BEGIN The records

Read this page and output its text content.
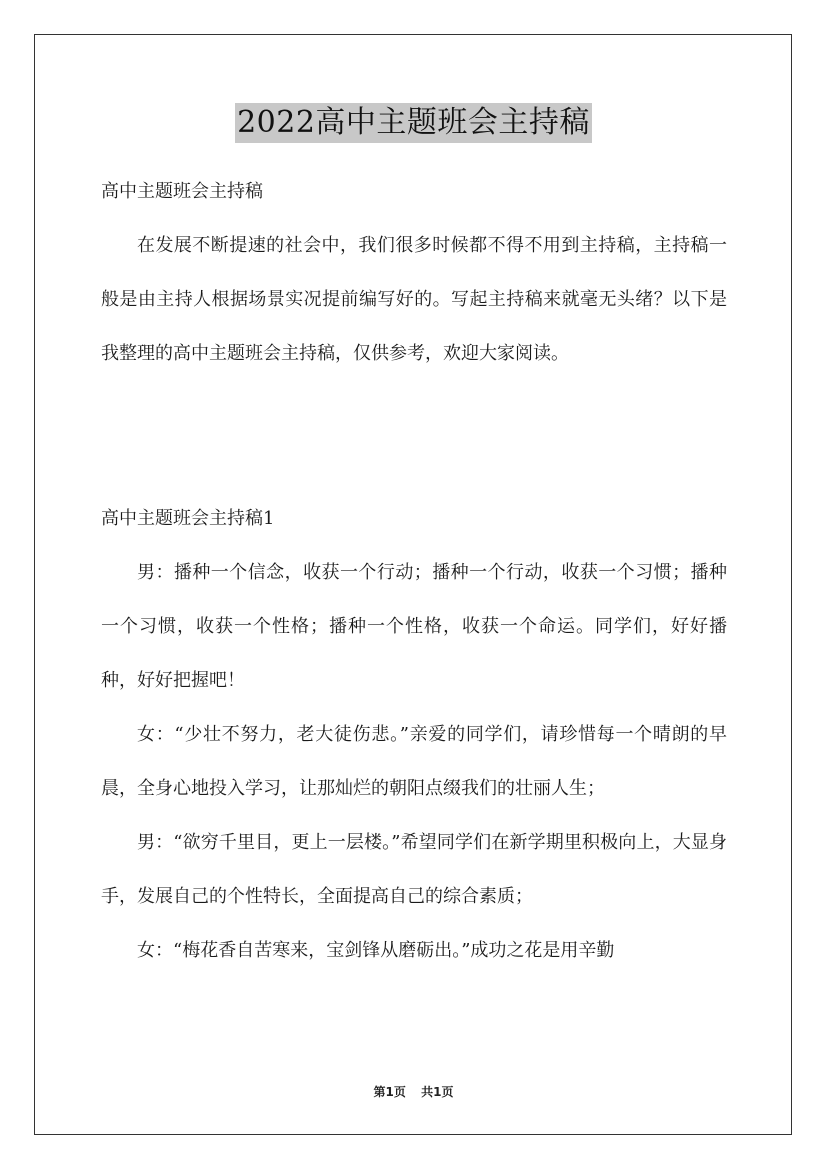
2022高中主题班会主持稿
高中主题班会主持稿

在发展不断提速的社会中，我们很多时候都不得不用到主持稿，主持稿一般是由主持人根据场景实况提前编写好的。写起主持稿来就毫无头绪？以下是我整理的高中主题班会主持稿，仅供参考，欢迎大家阅读。

高中主题班会主持稿1

男：播种一个信念，收获一个行动；播种一个行动，收获一个习惯；播种一个习惯，收获一个性格；播种一个性格，收获一个命运。同学们，好好播种，好好把握吧！

女：“少壮不努力，老大徒伤悲。”亲爱的同学们，请珍惜每一个晴朗的早晨，全身心地投入学习，让那灿烂的朝阳点缀我们的壮丽人生；

男：“欲穷千里目，更上一层楼。”希望同学们在新学期里积极向上，大显身手，发展自己的个性特长，全面提高自己的综合素质；

女：“梅花香自苦寒来，宝剑锋从磨砺出。”成功之花是用辛勤

第1页 共1页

END The records

## What this task involves
Quote the material word for word, dropping any images it holds.

## Full solution
Read this page and output its text content.
2022高中主题班会主持稿
高中主题班会主持稿

在发展不断提速的社会中，我们很多时候都不得不用到主持稿，主持稿一般是由主持人根据场景实况提前编写好的。写起主持稿来就毫无头绪？以下是我整理的高中主题班会主持稿，仅供参考，欢迎大家阅读。

高中主题班会主持稿1

男：播种一个信念，收获一个行动；播种一个行动，收获一个习惯；播种一个习惯，收获一个性格；播种一个性格，收获一个命运。同学们，好好播种，好好把握吧！

女：“少壮不努力，老大徒伤悲。”亲爱的同学们，请珍惜每一个晴朗的早晨，全身心地投入学习，让那灿烂的朝阳点缀我们的壮丽人生；

男：“欲穷千里目，更上一层楼。”希望同学们在新学期里积极向上，大显身手，发展自己的个性特长，全面提高自己的综合素质；

女：“梅花香自苦寒来，宝剑锋从磨砺出。”成功之花是用辛勤

第1页 共1页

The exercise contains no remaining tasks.